- [TASK TO CARRY OUT] Find each line with the string "AEDF" and copy it.

* Start *

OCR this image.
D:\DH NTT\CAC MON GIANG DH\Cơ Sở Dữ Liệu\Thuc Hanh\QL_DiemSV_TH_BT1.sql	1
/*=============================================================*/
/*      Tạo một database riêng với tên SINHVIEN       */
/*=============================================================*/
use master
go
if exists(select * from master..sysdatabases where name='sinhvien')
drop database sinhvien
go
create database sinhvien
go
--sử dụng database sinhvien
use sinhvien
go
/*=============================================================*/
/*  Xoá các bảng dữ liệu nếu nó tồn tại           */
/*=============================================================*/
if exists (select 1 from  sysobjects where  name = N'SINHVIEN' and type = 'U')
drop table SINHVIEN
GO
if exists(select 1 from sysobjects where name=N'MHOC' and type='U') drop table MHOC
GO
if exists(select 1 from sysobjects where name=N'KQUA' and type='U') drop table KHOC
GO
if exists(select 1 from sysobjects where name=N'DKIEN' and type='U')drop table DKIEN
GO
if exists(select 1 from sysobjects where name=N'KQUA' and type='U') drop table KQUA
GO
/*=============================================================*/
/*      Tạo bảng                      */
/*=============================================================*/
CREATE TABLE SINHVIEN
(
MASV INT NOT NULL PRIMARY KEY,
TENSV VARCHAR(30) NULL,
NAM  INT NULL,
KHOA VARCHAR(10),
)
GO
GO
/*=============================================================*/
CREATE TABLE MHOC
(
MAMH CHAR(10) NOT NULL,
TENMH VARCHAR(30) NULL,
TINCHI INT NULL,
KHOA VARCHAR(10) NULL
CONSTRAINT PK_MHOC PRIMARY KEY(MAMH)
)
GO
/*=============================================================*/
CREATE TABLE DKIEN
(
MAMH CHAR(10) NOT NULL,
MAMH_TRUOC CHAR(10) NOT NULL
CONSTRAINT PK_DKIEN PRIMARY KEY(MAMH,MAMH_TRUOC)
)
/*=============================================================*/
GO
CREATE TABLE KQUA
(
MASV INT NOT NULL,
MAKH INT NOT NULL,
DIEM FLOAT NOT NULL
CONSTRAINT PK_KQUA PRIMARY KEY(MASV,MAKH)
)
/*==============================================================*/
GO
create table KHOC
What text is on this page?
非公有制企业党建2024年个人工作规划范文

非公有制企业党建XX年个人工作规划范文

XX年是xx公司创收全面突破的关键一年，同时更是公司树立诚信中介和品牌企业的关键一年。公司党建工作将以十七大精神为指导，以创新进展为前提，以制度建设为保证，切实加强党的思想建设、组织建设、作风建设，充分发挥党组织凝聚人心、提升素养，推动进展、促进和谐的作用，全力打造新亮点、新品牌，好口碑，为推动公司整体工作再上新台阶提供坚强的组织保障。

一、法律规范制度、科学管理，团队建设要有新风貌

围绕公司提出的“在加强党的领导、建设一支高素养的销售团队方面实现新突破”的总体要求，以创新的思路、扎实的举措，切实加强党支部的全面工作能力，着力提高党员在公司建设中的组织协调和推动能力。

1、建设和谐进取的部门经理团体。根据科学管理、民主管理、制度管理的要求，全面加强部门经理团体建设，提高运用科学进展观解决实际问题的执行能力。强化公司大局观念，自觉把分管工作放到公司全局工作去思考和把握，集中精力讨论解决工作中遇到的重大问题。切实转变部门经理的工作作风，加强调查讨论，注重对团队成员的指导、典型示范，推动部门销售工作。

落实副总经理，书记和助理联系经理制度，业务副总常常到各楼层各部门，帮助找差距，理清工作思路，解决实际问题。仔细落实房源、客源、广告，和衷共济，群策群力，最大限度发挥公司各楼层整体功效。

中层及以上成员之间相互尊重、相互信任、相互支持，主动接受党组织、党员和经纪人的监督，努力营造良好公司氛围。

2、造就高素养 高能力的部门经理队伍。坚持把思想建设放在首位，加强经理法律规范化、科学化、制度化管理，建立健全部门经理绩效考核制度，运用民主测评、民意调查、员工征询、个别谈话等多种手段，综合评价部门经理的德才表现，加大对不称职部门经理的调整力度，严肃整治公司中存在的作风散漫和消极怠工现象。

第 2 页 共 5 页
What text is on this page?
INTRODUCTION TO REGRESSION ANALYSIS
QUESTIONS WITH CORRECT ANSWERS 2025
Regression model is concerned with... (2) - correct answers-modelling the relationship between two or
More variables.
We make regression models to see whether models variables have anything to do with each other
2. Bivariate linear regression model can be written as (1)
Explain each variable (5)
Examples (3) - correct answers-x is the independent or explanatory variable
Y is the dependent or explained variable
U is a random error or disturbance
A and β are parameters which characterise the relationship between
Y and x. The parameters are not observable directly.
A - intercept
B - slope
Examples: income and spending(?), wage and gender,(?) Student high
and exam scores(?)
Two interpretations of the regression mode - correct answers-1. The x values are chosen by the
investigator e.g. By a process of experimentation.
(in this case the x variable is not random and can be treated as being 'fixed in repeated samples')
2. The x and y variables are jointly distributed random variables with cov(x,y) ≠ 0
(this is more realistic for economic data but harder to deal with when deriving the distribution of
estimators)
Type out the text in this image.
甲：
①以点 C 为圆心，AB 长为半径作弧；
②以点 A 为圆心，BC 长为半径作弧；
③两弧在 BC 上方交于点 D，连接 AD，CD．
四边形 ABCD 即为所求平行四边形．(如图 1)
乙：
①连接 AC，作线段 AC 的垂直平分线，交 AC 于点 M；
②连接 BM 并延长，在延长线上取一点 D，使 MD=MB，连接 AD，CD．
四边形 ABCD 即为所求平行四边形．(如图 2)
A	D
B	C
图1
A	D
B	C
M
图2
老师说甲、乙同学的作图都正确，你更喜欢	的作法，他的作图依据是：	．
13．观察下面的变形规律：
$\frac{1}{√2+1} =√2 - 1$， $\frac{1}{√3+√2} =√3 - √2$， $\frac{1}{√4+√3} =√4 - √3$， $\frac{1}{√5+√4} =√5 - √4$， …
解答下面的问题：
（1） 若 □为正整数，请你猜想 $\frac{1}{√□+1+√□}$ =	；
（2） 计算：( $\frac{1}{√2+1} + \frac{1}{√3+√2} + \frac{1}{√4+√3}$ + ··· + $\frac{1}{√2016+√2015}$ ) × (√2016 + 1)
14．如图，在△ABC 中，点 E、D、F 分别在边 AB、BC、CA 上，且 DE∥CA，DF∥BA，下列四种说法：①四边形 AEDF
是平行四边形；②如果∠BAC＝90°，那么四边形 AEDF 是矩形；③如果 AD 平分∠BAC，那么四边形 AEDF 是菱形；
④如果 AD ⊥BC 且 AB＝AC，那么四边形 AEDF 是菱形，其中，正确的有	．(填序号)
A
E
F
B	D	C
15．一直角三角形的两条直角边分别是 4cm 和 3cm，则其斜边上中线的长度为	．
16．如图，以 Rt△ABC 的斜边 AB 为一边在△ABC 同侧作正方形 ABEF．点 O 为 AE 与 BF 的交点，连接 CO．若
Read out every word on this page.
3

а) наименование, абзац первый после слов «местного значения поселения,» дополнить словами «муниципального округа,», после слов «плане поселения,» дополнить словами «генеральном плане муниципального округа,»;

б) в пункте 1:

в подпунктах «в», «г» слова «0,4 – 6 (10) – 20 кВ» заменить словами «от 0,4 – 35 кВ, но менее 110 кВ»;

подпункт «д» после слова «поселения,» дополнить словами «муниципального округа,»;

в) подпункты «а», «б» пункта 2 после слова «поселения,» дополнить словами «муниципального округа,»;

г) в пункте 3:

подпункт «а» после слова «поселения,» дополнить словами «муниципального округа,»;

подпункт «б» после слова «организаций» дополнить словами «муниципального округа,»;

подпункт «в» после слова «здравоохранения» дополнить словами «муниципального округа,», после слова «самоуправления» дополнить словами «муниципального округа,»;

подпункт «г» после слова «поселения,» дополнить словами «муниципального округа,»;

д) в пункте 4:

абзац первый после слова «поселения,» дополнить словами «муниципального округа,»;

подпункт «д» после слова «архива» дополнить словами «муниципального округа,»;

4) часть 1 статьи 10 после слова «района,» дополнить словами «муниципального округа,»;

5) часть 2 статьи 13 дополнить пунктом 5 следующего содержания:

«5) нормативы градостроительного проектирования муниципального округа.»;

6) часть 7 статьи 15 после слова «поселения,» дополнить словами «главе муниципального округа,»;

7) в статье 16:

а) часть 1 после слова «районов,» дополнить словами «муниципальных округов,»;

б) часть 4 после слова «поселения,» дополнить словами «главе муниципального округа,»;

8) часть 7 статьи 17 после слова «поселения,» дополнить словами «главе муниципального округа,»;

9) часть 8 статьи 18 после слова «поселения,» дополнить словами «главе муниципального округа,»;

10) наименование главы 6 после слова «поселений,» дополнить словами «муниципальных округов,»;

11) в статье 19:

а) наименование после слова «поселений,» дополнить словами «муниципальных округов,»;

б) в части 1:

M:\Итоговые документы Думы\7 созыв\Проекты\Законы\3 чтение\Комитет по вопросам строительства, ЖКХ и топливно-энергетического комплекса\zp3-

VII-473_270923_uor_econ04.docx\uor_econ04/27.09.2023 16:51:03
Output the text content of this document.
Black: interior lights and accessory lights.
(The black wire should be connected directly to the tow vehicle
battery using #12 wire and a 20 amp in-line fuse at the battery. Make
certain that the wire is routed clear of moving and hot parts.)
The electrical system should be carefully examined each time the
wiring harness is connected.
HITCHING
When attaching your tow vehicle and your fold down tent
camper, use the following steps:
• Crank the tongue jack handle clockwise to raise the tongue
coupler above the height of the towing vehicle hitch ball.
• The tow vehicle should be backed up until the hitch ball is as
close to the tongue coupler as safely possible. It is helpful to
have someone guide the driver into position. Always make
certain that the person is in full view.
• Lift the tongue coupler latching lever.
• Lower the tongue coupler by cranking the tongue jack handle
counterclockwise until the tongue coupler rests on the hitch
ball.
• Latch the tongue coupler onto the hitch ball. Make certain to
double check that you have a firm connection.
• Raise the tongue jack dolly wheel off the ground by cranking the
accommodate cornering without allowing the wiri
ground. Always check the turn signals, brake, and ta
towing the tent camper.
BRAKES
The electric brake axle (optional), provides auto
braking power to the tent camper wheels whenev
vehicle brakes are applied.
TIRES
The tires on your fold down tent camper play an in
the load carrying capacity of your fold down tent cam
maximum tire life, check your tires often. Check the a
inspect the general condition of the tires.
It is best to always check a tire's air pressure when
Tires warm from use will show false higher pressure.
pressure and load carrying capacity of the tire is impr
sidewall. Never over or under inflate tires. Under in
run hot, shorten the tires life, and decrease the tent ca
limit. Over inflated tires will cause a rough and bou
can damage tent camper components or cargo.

* End *

- [ANSWER TO THE EXERCISE]
14．如图，在△ABC 中，点 E、D、F 分别在边 AB、BC、CA 上，且 DE∥CA，DF∥BA，下列四种说法：①四边形 AEDF
是平行四边形；②如果∠BAC＝90°，那么四边形 AEDF 是矩形；③如果 AD 平分∠BAC，那么四边形 AEDF 是菱形；
④如果 AD ⊥BC 且 AB＝AC，那么四边形 AEDF 是菱形，其中，正确的有	．(填序号)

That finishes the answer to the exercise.